● **Supplied entries**
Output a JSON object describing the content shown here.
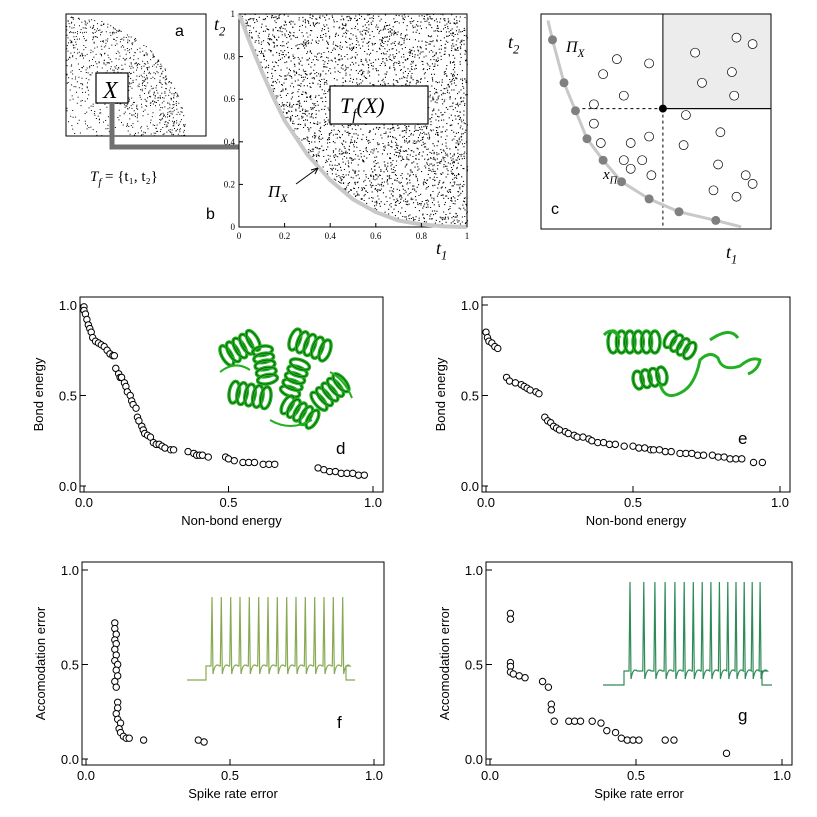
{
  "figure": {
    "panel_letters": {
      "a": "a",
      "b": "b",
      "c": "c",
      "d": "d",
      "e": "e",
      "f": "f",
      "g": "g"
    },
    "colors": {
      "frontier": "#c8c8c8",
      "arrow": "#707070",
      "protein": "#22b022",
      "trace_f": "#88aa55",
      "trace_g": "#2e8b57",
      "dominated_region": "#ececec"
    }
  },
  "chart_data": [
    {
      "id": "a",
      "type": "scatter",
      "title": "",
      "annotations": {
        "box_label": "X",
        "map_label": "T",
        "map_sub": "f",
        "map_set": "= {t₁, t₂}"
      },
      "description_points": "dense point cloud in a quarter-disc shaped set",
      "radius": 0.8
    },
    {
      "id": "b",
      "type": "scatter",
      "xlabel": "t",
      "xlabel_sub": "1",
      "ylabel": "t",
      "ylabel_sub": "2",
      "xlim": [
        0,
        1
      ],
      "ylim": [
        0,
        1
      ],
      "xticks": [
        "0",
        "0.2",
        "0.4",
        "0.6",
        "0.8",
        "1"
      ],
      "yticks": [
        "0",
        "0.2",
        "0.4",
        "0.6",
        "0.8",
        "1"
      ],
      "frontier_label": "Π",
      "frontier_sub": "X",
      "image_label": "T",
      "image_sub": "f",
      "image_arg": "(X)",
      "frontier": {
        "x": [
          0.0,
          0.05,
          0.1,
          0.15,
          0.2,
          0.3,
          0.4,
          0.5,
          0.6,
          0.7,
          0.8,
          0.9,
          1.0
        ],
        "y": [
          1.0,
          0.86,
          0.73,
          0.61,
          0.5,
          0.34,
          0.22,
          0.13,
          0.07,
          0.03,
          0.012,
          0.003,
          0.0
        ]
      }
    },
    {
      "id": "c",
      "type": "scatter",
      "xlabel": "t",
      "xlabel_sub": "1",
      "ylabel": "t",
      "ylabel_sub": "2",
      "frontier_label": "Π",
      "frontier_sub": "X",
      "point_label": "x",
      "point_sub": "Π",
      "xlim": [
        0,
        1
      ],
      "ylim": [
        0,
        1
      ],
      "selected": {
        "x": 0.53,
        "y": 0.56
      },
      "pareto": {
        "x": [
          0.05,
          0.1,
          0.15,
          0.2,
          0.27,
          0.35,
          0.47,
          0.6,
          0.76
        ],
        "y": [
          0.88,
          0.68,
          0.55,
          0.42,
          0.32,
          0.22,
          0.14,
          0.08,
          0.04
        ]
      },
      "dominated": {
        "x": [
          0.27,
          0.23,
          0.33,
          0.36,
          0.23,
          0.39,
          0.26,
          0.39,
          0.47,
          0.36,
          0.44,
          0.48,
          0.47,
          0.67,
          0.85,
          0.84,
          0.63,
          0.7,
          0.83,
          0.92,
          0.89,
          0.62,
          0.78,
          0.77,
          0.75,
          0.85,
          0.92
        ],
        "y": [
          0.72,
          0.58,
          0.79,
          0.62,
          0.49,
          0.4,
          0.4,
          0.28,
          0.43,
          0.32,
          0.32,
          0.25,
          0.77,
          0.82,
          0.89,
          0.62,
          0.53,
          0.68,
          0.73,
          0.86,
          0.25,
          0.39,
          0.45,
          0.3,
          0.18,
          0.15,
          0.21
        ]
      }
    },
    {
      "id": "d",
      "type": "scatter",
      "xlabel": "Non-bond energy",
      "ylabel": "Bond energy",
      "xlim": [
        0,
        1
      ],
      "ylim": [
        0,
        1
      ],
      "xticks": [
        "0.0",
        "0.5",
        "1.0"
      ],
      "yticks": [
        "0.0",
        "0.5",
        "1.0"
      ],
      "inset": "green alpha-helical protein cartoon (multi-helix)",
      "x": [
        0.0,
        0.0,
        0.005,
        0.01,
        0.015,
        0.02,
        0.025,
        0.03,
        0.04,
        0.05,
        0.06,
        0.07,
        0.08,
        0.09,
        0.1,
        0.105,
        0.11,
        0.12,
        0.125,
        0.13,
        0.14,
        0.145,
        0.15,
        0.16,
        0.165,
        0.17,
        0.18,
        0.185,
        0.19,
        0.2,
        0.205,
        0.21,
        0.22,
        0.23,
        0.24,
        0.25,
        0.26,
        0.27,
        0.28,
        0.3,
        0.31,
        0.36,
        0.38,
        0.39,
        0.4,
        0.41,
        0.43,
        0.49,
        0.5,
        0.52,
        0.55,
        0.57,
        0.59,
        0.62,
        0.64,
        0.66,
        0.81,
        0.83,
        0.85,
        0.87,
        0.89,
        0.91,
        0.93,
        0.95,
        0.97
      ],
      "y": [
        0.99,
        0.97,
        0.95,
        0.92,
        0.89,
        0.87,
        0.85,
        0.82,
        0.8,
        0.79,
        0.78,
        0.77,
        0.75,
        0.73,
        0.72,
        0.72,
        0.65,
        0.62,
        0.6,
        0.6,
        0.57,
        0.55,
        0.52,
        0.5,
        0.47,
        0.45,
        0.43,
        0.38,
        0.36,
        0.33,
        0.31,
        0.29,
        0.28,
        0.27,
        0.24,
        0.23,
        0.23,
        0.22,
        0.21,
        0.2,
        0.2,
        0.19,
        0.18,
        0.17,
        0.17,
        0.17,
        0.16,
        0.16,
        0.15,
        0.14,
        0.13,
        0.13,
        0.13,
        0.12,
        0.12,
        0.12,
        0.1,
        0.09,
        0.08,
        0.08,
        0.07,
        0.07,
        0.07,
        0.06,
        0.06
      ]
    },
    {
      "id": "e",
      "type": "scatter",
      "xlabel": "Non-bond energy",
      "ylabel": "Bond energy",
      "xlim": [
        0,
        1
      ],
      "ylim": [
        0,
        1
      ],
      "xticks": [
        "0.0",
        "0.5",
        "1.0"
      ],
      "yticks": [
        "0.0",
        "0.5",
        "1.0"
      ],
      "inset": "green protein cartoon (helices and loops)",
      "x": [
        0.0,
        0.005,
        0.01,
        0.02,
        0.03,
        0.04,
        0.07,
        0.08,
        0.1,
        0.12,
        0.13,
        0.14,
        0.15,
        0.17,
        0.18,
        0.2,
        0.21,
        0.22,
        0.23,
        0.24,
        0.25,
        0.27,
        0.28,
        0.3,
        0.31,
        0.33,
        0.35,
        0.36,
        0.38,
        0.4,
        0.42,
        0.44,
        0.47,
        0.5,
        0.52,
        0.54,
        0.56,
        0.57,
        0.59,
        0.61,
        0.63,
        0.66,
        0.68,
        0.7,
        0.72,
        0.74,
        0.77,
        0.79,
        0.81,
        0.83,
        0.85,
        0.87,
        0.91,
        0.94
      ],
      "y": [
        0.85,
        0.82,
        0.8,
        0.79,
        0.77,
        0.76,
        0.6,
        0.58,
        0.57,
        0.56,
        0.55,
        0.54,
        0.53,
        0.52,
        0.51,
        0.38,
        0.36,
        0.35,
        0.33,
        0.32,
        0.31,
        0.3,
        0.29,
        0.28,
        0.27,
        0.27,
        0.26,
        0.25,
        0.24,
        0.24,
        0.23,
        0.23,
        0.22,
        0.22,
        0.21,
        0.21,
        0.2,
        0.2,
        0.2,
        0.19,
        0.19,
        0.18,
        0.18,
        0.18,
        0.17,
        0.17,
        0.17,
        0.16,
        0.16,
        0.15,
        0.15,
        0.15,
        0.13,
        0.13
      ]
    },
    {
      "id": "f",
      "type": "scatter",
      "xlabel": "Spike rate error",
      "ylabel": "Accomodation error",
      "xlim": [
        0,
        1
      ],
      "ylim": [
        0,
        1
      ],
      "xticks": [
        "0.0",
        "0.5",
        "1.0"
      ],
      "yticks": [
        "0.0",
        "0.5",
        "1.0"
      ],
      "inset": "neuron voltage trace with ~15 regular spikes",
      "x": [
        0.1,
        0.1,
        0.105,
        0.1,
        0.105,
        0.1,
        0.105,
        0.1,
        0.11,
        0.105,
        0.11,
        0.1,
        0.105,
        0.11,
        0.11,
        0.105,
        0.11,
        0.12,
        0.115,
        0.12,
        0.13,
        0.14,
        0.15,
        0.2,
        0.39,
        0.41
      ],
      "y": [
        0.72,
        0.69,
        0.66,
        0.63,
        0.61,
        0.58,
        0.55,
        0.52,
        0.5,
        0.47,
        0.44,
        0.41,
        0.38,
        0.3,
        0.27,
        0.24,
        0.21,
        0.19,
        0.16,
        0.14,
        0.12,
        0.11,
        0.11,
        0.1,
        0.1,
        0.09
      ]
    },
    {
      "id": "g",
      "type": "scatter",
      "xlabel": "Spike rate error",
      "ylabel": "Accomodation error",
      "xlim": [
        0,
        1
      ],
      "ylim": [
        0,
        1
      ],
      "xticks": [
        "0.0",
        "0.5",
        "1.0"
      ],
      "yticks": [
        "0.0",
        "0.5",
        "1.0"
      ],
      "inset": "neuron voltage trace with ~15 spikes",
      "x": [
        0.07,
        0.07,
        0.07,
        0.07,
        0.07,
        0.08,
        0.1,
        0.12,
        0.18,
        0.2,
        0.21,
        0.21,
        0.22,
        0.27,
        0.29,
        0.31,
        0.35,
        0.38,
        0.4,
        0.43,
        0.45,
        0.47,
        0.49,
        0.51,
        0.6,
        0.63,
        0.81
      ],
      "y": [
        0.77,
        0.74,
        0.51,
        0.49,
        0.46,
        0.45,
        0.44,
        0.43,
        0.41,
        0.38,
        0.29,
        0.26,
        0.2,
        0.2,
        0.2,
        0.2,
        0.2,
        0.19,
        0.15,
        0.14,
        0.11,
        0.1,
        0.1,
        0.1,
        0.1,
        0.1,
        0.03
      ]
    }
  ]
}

● **Your task**
Whenever the word "inset" occurs in a line of the listing above, return that line.

● **Response box**
      "inset": "green alpha-helical protein cartoon (multi-helix)",
      "inset": "green protein cartoon (helices and loops)",
      "inset": "neuron voltage trace with ~15 regular spikes",
      "inset": "neuron voltage trace with ~15 spikes",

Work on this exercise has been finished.